[START DATA TO PROCESS]

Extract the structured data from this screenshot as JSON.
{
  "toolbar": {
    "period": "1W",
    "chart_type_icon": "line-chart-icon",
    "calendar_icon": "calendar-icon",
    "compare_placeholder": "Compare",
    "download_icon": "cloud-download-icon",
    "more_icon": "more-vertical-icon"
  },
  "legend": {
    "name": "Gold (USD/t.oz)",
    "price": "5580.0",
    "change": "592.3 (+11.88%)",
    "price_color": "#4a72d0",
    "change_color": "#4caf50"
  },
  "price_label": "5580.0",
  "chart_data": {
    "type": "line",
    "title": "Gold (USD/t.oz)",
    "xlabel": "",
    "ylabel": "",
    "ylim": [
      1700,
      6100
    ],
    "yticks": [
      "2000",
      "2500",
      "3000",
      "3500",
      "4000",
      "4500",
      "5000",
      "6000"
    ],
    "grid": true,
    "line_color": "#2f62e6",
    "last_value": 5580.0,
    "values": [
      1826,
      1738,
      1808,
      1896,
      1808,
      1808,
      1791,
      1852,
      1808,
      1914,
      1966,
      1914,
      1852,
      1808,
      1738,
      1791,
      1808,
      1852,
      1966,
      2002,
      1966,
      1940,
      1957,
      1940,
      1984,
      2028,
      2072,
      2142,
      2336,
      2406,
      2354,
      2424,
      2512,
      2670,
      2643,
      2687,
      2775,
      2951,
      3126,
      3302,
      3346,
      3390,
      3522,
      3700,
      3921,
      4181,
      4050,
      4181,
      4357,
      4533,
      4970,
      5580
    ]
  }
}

[END DATA TO PROCESS]

• _PROMPT_: Copy every line of the entries above in which "icon" occurs.

• _CORRECT ANSWER_:
    "chart_type_icon": "line-chart-icon",
    "calendar_icon": "calendar-icon",
    "download_icon": "cloud-download-icon",
    "more_icon": "more-vertical-icon"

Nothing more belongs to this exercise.